* What to produce
Below is a set of records; restate each one word for word.
[START]
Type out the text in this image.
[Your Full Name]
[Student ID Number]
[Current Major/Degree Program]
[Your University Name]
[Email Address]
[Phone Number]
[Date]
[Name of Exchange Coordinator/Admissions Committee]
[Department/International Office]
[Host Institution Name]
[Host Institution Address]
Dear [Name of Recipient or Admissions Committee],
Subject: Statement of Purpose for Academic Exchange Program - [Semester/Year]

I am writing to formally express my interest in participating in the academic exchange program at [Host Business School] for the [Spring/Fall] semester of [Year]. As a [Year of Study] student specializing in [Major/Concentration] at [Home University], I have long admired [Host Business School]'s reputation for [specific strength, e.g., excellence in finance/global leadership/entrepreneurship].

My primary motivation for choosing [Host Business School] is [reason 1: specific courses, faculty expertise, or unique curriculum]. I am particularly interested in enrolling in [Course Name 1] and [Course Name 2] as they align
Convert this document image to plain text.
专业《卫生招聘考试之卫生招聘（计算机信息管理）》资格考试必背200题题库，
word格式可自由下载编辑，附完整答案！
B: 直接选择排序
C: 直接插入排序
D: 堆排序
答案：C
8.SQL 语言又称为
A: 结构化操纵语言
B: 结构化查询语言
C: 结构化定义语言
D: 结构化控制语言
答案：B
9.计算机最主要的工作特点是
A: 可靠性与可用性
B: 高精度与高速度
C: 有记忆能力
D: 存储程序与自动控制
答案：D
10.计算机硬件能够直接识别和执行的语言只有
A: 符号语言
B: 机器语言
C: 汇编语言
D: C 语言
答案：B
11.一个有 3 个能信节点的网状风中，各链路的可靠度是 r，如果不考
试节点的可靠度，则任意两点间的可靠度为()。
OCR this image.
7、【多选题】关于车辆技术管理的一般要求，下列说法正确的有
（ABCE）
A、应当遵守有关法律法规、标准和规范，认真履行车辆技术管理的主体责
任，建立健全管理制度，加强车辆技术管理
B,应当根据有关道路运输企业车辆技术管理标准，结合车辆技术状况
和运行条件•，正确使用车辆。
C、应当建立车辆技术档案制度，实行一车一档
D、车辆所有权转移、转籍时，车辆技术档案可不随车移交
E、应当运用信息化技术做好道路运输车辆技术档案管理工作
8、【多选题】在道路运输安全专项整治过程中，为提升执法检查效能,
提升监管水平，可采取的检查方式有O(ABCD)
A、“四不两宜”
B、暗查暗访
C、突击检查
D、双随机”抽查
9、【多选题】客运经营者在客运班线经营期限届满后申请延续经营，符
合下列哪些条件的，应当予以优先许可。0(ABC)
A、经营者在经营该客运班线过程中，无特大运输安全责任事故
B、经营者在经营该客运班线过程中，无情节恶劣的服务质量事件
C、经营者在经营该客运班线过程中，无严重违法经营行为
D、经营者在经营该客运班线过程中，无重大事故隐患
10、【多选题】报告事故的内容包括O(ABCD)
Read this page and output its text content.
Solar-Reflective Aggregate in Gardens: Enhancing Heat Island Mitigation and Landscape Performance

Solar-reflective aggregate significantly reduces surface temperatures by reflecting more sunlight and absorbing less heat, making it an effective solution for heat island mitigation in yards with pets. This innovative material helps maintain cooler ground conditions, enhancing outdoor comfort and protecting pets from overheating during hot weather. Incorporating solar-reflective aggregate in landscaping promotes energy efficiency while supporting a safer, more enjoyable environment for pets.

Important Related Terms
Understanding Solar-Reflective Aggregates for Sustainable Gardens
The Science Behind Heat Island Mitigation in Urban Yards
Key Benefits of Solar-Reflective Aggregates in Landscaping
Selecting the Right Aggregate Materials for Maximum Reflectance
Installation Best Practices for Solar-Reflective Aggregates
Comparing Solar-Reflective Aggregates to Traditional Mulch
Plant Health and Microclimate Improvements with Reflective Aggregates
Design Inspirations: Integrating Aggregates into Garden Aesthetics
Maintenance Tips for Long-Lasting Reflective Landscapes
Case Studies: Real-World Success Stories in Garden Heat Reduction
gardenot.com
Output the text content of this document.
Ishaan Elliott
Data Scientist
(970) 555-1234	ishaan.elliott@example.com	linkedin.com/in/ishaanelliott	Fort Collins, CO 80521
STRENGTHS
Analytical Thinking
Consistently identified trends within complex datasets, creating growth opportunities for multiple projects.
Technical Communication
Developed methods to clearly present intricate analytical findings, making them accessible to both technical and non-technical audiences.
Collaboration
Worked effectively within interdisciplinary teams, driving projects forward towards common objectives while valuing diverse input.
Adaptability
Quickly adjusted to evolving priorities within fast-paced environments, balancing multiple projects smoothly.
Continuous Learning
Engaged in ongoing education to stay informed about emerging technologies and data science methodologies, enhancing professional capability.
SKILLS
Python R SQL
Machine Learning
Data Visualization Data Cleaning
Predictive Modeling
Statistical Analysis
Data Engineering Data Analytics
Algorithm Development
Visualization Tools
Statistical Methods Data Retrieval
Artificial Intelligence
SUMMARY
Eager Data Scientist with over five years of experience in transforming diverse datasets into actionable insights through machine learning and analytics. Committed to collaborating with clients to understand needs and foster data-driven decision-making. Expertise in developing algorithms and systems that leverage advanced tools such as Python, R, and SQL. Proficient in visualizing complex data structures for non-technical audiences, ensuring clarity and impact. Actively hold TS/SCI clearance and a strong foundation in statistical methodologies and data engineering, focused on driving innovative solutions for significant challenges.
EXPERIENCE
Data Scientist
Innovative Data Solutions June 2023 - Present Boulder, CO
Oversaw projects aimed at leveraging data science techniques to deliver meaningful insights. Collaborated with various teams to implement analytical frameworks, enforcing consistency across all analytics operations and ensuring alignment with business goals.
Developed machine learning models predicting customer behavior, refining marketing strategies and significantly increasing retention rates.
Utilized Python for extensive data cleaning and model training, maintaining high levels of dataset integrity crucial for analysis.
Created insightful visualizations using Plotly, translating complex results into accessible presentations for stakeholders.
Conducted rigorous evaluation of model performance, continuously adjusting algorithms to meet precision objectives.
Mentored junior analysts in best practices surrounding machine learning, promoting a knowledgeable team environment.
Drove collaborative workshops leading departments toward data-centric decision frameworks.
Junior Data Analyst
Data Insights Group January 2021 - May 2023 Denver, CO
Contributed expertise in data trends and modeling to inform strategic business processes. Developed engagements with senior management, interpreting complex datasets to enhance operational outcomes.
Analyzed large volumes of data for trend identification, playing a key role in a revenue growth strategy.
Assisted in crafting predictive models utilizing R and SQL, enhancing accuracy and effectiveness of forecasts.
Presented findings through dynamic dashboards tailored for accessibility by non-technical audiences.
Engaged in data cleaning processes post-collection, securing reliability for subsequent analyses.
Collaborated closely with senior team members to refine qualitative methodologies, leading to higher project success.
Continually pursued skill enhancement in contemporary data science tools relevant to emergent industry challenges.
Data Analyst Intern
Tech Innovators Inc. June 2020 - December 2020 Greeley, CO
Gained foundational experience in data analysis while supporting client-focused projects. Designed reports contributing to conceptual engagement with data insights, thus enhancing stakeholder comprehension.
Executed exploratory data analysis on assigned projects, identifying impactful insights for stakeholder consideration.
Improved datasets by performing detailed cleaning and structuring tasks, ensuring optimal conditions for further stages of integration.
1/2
[END]
* Reply to the exercise
Type out the text in this image.
[Your Full Name]
[Student ID Number]
[Current Major/Degree Program]
[Your University Name]
[Email Address]
[Phone Number]
[Date]
[Name of Exchange Coordinator/Admissions Committee]
[Department/International Office]
[Host Institution Name]
[Host Institution Address]
Dear [Name of Recipient or Admissions Committee],
Subject: Statement of Purpose for Academic Exchange Program - [Semester/Year]

I am writing to formally express my interest in participating in the academic exchange program at [Host Business School] for the [Spring/Fall] semester of [Year]. As a [Year of Study] student specializing in [Major/Concentration] at [Home University], I have long admired [Host Business School]'s reputation for [specific strength, e.g., excellence in finance/global leadership/entrepreneurship].

My primary motivation for choosing [Host Business School] is [reason 1: specific courses, faculty expertise, or unique curriculum]. I am particularly interested in enrolling in [Course Name 1] and [Course Name 2] as they align
Convert this document image to plain text.
专业《卫生招聘考试之卫生招聘（计算机信息管理）》资格考试必背200题题库，
word格式可自由下载编辑，附完整答案！
B: 直接选择排序
C: 直接插入排序
D: 堆排序
答案：C
8.SQL 语言又称为
A: 结构化操纵语言
B: 结构化查询语言
C: 结构化定义语言
D: 结构化控制语言
答案：B
9.计算机最主要的工作特点是
A: 可靠性与可用性
B: 高精度与高速度
C: 有记忆能力
D: 存储程序与自动控制
答案：D
10.计算机硬件能够直接识别和执行的语言只有
A: 符号语言
B: 机器语言
C: 汇编语言
D: C 语言
答案：B
11.一个有 3 个能信节点的网状风中，各链路的可靠度是 r，如果不考
试节点的可靠度，则任意两点间的可靠度为()。
OCR this image.
7、【多选题】关于车辆技术管理的一般要求，下列说法正确的有
（ABCE）
A、应当遵守有关法律法规、标准和规范，认真履行车辆技术管理的主体责
任，建立健全管理制度，加强车辆技术管理
B,应当根据有关道路运输企业车辆技术管理标准，结合车辆技术状况
和运行条件•，正确使用车辆。
C、应当建立车辆技术档案制度，实行一车一档
D、车辆所有权转移、转籍时，车辆技术档案可不随车移交
E、应当运用信息化技术做好道路运输车辆技术档案管理工作
8、【多选题】在道路运输安全专项整治过程中，为提升执法检查效能,
提升监管水平，可采取的检查方式有O(ABCD)
A、“四不两宜”
B、暗查暗访
C、突击检查
D、双随机”抽查
9、【多选题】客运经营者在客运班线经营期限届满后申请延续经营，符
合下列哪些条件的，应当予以优先许可。0(ABC)
A、经营者在经营该客运班线过程中，无特大运输安全责任事故
B、经营者在经营该客运班线过程中，无情节恶劣的服务质量事件
C、经营者在经营该客运班线过程中，无严重违法经营行为
D、经营者在经营该客运班线过程中，无重大事故隐患
10、【多选题】报告事故的内容包括O(ABCD)
Read this page and output its text content.
Solar-Reflective Aggregate in Gardens: Enhancing Heat Island Mitigation and Landscape Performance

Solar-reflective aggregate significantly reduces surface temperatures by reflecting more sunlight and absorbing less heat, making it an effective solution for heat island mitigation in yards with pets. This innovative material helps maintain cooler ground conditions, enhancing outdoor comfort and protecting pets from overheating during hot weather. Incorporating solar-reflective aggregate in landscaping promotes energy efficiency while supporting a safer, more enjoyable environment for pets.

Important Related Terms
Understanding Solar-Reflective Aggregates for Sustainable Gardens
The Science Behind Heat Island Mitigation in Urban Yards
Key Benefits of Solar-Reflective Aggregates in Landscaping
Selecting the Right Aggregate Materials for Maximum Reflectance
Installation Best Practices for Solar-Reflective Aggregates
Comparing Solar-Reflective Aggregates to Traditional Mulch
Plant Health and Microclimate Improvements with Reflective Aggregates
Design Inspirations: Integrating Aggregates into Garden Aesthetics
Maintenance Tips for Long-Lasting Reflective Landscapes
Case Studies: Real-World Success Stories in Garden Heat Reduction
gardenot.com
Output the text content of this document.
Ishaan Elliott
Data Scientist
(970) 555-1234	ishaan.elliott@example.com	linkedin.com/in/ishaanelliott	Fort Collins, CO 80521
STRENGTHS
Analytical Thinking
Consistently identified trends within complex datasets, creating growth opportunities for multiple projects.
Technical Communication
Developed methods to clearly present intricate analytical findings, making them accessible to both technical and non-technical audiences.
Collaboration
Worked effectively within interdisciplinary teams, driving projects forward towards common objectives while valuing diverse input.
Adaptability
Quickly adjusted to evolving priorities within fast-paced environments, balancing multiple projects smoothly.
Continuous Learning
Engaged in ongoing education to stay informed about emerging technologies and data science methodologies, enhancing professional capability.
SKILLS
Python R SQL
Machine Learning
Data Visualization Data Cleaning
Predictive Modeling
Statistical Analysis
Data Engineering Data Analytics
Algorithm Development
Visualization Tools
Statistical Methods Data Retrieval
Artificial Intelligence
SUMMARY
Eager Data Scientist with over five years of experience in transforming diverse datasets into actionable insights through machine learning and analytics. Committed to collaborating with clients to understand needs and foster data-driven decision-making. Expertise in developing algorithms and systems that leverage advanced tools such as Python, R, and SQL. Proficient in visualizing complex data structures for non-technical audiences, ensuring clarity and impact. Actively hold TS/SCI clearance and a strong foundation in statistical methodologies and data engineering, focused on driving innovative solutions for significant challenges.
EXPERIENCE
Data Scientist
Innovative Data Solutions June 2023 - Present Boulder, CO
Oversaw projects aimed at leveraging data science techniques to deliver meaningful insights. Collaborated with various teams to implement analytical frameworks, enforcing consistency across all analytics operations and ensuring alignment with business goals.
Developed machine learning models predicting customer behavior, refining marketing strategies and significantly increasing retention rates.
Utilized Python for extensive data cleaning and model training, maintaining high levels of dataset integrity crucial for analysis.
Created insightful visualizations using Plotly, translating complex results into accessible presentations for stakeholders.
Conducted rigorous evaluation of model performance, continuously adjusting algorithms to meet precision objectives.
Mentored junior analysts in best practices surrounding machine learning, promoting a knowledgeable team environment.
Drove collaborative workshops leading departments toward data-centric decision frameworks.
Junior Data Analyst
Data Insights Group January 2021 - May 2023 Denver, CO
Contributed expertise in data trends and modeling to inform strategic business processes. Developed engagements with senior management, interpreting complex datasets to enhance operational outcomes.
Analyzed large volumes of data for trend identification, playing a key role in a revenue growth strategy.
Assisted in crafting predictive models utilizing R and SQL, enhancing accuracy and effectiveness of forecasts.
Presented findings through dynamic dashboards tailored for accessibility by non-technical audiences.
Engaged in data cleaning processes post-collection, securing reliability for subsequent analyses.
Collaborated closely with senior team members to refine qualitative methodologies, leading to higher project success.
Continually pursued skill enhancement in contemporary data science tools relevant to emergent industry challenges.
Data Analyst Intern
Tech Innovators Inc. June 2020 - December 2020 Greeley, CO
Gained foundational experience in data analysis while supporting client-focused projects. Designed reports contributing to conceptual engagement with data insights, thus enhancing stakeholder comprehension.
Executed exploratory data analysis on assigned projects, identifying impactful insights for stakeholder consideration.
Improved datasets by performing detailed cleaning and structuring tasks, ensuring optimal conditions for further stages of integration.
1/2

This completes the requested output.